§ **Exercise aim**:
Extract each record and reproduce it exactly.

§ **Extracted records**:
>> BEGIN
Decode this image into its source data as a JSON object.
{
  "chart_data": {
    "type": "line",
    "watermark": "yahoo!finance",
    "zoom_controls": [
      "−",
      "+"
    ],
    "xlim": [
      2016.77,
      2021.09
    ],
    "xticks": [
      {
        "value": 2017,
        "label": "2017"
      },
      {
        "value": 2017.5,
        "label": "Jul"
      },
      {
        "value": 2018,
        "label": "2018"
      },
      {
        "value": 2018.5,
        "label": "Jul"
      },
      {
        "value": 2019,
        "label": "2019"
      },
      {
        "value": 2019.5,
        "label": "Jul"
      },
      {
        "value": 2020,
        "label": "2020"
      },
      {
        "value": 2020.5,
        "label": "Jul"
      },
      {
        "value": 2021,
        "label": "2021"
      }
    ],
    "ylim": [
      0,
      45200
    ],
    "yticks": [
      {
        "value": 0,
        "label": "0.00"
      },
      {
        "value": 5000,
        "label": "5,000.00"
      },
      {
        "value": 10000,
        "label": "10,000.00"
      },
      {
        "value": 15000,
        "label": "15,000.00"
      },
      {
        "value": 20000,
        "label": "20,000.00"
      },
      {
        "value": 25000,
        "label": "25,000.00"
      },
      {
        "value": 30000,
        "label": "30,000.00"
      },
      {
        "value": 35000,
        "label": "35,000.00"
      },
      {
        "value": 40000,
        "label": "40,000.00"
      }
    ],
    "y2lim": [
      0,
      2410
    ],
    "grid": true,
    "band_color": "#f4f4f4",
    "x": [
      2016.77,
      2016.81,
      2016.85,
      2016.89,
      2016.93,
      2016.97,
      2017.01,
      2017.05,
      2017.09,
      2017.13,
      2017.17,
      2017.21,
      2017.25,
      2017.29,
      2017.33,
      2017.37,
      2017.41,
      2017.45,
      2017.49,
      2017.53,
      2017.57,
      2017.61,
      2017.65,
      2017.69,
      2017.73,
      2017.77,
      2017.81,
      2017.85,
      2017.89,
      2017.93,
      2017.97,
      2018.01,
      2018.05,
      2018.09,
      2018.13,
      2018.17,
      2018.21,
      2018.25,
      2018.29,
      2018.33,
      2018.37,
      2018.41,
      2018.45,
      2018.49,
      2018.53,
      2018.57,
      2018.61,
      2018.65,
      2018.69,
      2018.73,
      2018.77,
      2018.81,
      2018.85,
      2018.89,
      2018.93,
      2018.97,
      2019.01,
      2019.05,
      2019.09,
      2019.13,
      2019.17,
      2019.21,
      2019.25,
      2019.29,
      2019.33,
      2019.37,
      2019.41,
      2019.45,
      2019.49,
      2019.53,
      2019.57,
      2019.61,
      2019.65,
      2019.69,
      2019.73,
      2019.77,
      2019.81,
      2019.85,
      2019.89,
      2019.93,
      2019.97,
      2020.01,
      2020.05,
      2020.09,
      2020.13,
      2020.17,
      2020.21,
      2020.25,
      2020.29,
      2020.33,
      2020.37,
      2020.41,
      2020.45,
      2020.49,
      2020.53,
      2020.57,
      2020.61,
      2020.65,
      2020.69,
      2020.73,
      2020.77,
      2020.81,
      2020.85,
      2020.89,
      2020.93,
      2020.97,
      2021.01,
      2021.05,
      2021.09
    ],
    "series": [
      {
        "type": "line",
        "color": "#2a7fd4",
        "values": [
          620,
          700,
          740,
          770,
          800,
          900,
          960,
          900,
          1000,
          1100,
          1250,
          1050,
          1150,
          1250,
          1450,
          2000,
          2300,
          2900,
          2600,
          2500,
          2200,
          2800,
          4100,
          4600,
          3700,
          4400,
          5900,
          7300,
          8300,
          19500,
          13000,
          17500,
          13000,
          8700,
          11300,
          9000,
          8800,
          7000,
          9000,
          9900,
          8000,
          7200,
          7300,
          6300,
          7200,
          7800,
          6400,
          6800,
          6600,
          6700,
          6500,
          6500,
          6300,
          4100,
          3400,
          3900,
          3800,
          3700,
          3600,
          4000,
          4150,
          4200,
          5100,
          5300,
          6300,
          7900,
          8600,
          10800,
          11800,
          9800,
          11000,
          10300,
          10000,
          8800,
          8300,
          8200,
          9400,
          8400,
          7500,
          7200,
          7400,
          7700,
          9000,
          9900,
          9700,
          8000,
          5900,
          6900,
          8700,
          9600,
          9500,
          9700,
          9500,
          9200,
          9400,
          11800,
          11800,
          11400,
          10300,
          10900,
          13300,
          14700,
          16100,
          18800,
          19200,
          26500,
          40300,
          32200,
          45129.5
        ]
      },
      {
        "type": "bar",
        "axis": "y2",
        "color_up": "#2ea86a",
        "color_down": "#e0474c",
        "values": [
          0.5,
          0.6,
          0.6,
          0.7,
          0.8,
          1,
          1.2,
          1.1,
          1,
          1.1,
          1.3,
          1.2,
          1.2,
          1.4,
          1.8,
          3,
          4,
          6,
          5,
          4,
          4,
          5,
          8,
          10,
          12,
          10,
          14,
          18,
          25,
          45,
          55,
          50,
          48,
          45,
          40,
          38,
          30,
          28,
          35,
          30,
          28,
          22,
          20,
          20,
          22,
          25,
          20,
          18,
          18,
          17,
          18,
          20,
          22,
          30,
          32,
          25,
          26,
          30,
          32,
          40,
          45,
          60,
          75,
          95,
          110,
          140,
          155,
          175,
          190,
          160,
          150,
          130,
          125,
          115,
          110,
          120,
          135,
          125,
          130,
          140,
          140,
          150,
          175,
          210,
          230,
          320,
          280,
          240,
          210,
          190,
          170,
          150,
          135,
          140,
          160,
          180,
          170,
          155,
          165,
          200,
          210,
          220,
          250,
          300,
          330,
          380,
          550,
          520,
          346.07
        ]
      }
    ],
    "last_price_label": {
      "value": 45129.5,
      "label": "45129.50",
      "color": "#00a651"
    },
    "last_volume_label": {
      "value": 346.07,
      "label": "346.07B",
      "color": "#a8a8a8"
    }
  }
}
>> END
§ **The completed task**:
Decode this image into its source data as a JSON object.
{
  "chart_data": {
    "type": "line",
    "watermark": "yahoo!finance",
    "zoom_controls": [
      "−",
      "+"
    ],
    "xlim": [
      2016.77,
      2021.09
    ],
    "xticks": [
      {
        "value": 2017,
        "label": "2017"
      },
      {
        "value": 2017.5,
        "label": "Jul"
      },
      {
        "value": 2018,
        "label": "2018"
      },
      {
        "value": 2018.5,
        "label": "Jul"
      },
      {
        "value": 2019,
        "label": "2019"
      },
      {
        "value": 2019.5,
        "label": "Jul"
      },
      {
        "value": 2020,
        "label": "2020"
      },
      {
        "value": 2020.5,
        "label": "Jul"
      },
      {
        "value": 2021,
        "label": "2021"
      }
    ],
    "ylim": [
      0,
      45200
    ],
    "yticks": [
      {
        "value": 0,
        "label": "0.00"
      },
      {
        "value": 5000,
        "label": "5,000.00"
      },
      {
        "value": 10000,
        "label": "10,000.00"
      },
      {
        "value": 15000,
        "label": "15,000.00"
      },
      {
        "value": 20000,
        "label": "20,000.00"
      },
      {
        "value": 25000,
        "label": "25,000.00"
      },
      {
        "value": 30000,
        "label": "30,000.00"
      },
      {
        "value": 35000,
        "label": "35,000.00"
      },
      {
        "value": 40000,
        "label": "40,000.00"
      }
    ],
    "y2lim": [
      0,
      2410
    ],
    "grid": true,
    "band_color": "#f4f4f4",
    "x": [
      2016.77,
      2016.81,
      2016.85,
      2016.89,
      2016.93,
      2016.97,
      2017.01,
      2017.05,
      2017.09,
      2017.13,
      2017.17,
      2017.21,
      2017.25,
      2017.29,
      2017.33,
      2017.37,
      2017.41,
      2017.45,
      2017.49,
      2017.53,
      2017.57,
      2017.61,
      2017.65,
      2017.69,
      2017.73,
      2017.77,
      2017.81,
      2017.85,
      2017.89,
      2017.93,
      2017.97,
      2018.01,
      2018.05,
      2018.09,
      2018.13,
      2018.17,
      2018.21,
      2018.25,
      2018.29,
      2018.33,
      2018.37,
      2018.41,
      2018.45,
      2018.49,
      2018.53,
      2018.57,
      2018.61,
      2018.65,
      2018.69,
      2018.73,
      2018.77,
      2018.81,
      2018.85,
      2018.89,
      2018.93,
      2018.97,
      2019.01,
      2019.05,
      2019.09,
      2019.13,
      2019.17,
      2019.21,
      2019.25,
      2019.29,
      2019.33,
      2019.37,
      2019.41,
      2019.45,
      2019.49,
      2019.53,
      2019.57,
      2019.61,
      2019.65,
      2019.69,
      2019.73,
      2019.77,
      2019.81,
      2019.85,
      2019.89,
      2019.93,
      2019.97,
      2020.01,
      2020.05,
      2020.09,
      2020.13,
      2020.17,
      2020.21,
      2020.25,
      2020.29,
      2020.33,
      2020.37,
      2020.41,
      2020.45,
      2020.49,
      2020.53,
      2020.57,
      2020.61,
      2020.65,
      2020.69,
      2020.73,
      2020.77,
      2020.81,
      2020.85,
      2020.89,
      2020.93,
      2020.97,
      2021.01,
      2021.05,
      2021.09
    ],
    "series": [
      {
        "type": "line",
        "color": "#2a7fd4",
        "values": [
          620,
          700,
          740,
          770,
          800,
          900,
          960,
          900,
          1000,
          1100,
          1250,
          1050,
          1150,
          1250,
          1450,
          2000,
          2300,
          2900,
          2600,
          2500,
          2200,
          2800,
          4100,
          4600,
          3700,
          4400,
          5900,
          7300,
          8300,
          19500,
          13000,
          17500,
          13000,
          8700,
          11300,
          9000,
          8800,
          7000,
          9000,
          9900,
          8000,
          7200,
          7300,
          6300,
          7200,
          7800,
          6400,
          6800,
          6600,
          6700,
          6500,
          6500,
          6300,
          4100,
          3400,
          3900,
          3800,
          3700,
          3600,
          4000,
          4150,
          4200,
          5100,
          5300,
          6300,
          7900,
          8600,
          10800,
          11800,
          9800,
          11000,
          10300,
          10000,
          8800,
          8300,
          8200,
          9400,
          8400,
          7500,
          7200,
          7400,
          7700,
          9000,
          9900,
          9700,
          8000,
          5900,
          6900,
          8700,
          9600,
          9500,
          9700,
          9500,
          9200,
          9400,
          11800,
          11800,
          11400,
          10300,
          10900,
          13300,
          14700,
          16100,
          18800,
          19200,
          26500,
          40300,
          32200,
          45129.5
        ]
      },
      {
        "type": "bar",
        "axis": "y2",
        "color_up": "#2ea86a",
        "color_down": "#e0474c",
        "values": [
          0.5,
          0.6,
          0.6,
          0.7,
          0.8,
          1,
          1.2,
          1.1,
          1,
          1.1,
          1.3,
          1.2,
          1.2,
          1.4,
          1.8,
          3,
          4,
          6,
          5,
          4,
          4,
          5,
          8,
          10,
          12,
          10,
          14,
          18,
          25,
          45,
          55,
          50,
          48,
          45,
          40,
          38,
          30,
          28,
          35,
          30,
          28,
          22,
          20,
          20,
          22,
          25,
          20,
          18,
          18,
          17,
          18,
          20,
          22,
          30,
          32,
          25,
          26,
          30,
          32,
          40,
          45,
          60,
          75,
          95,
          110,
          140,
          155,
          175,
          190,
          160,
          150,
          130,
          125,
          115,
          110,
          120,
          135,
          125,
          130,
          140,
          140,
          150,
          175,
          210,
          230,
          320,
          280,
          240,
          210,
          190,
          170,
          150,
          135,
          140,
          160,
          180,
          170,
          155,
          165,
          200,
          210,
          220,
          250,
          300,
          330,
          380,
          550,
          520,
          346.07
        ]
      }
    ],
    "last_price_label": {
      "value": 45129.5,
      "label": "45129.50",
      "color": "#00a651"
    },
    "last_volume_label": {
      "value": 346.07,
      "label": "346.07B",
      "color": "#a8a8a8"
    }
  }
}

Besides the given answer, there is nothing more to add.